(Extracted records)
• • • •
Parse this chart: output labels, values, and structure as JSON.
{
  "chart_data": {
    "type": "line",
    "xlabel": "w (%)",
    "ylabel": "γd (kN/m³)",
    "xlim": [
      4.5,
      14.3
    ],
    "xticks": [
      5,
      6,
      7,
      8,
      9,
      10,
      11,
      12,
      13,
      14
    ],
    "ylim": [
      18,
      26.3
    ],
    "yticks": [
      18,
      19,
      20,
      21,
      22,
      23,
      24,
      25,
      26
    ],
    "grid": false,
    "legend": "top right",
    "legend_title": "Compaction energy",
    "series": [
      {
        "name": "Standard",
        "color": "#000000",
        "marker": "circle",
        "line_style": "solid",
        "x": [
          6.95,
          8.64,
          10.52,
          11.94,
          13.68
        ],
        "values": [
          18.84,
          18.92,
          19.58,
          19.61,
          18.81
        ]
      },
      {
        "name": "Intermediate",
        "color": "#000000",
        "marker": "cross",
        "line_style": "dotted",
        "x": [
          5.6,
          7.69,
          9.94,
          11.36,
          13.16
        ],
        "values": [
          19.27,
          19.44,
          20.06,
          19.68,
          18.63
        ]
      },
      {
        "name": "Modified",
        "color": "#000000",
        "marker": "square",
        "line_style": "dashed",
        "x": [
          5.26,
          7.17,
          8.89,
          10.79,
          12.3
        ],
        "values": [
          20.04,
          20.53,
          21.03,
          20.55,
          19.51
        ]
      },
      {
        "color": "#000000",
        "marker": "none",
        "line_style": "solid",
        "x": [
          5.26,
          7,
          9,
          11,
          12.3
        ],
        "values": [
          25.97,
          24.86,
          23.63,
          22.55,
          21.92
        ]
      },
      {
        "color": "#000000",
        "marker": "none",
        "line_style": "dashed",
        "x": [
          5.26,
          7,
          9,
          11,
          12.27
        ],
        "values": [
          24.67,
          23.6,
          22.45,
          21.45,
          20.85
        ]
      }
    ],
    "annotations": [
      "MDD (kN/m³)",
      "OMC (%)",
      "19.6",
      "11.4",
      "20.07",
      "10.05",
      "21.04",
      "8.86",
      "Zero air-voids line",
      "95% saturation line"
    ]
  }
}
• • • •
Retype the data in full and match it exactly.

Parse this chart: output labels, values, and structure as JSON.
{
  "chart_data": {
    "type": "line",
    "xlabel": "w (%)",
    "ylabel": "γd (kN/m³)",
    "xlim": [
      4.5,
      14.3
    ],
    "xticks": [
      5,
      6,
      7,
      8,
      9,
      10,
      11,
      12,
      13,
      14
    ],
    "ylim": [
      18,
      26.3
    ],
    "yticks": [
      18,
      19,
      20,
      21,
      22,
      23,
      24,
      25,
      26
    ],
    "grid": false,
    "legend": "top right",
    "legend_title": "Compaction energy",
    "series": [
      {
        "name": "Standard",
        "color": "#000000",
        "marker": "circle",
        "line_style": "solid",
        "x": [
          6.95,
          8.64,
          10.52,
          11.94,
          13.68
        ],
        "values": [
          18.84,
          18.92,
          19.58,
          19.61,
          18.81
        ]
      },
      {
        "name": "Intermediate",
        "color": "#000000",
        "marker": "cross",
        "line_style": "dotted",
        "x": [
          5.6,
          7.69,
          9.94,
          11.36,
          13.16
        ],
        "values": [
          19.27,
          19.44,
          20.06,
          19.68,
          18.63
        ]
      },
      {
        "name": "Modified",
        "color": "#000000",
        "marker": "square",
        "line_style": "dashed",
        "x": [
          5.26,
          7.17,
          8.89,
          10.79,
          12.3
        ],
        "values": [
          20.04,
          20.53,
          21.03,
          20.55,
          19.51
        ]
      },
      {
        "color": "#000000",
        "marker": "none",
        "line_style": "solid",
        "x": [
          5.26,
          7,
          9,
          11,
          12.3
        ],
        "values": [
          25.97,
          24.86,
          23.63,
          22.55,
          21.92
        ]
      },
      {
        "color": "#000000",
        "marker": "none",
        "line_style": "dashed",
        "x": [
          5.26,
          7,
          9,
          11,
          12.27
        ],
        "values": [
          24.67,
          23.6,
          22.45,
          21.45,
          20.85
        ]
      }
    ],
    "annotations": [
      "MDD (kN/m³)",
      "OMC (%)",
      "19.6",
      "11.4",
      "20.07",
      "10.05",
      "21.04",
      "8.86",
      "Zero air-voids line",
      "95% saturation line"
    ]
  }
}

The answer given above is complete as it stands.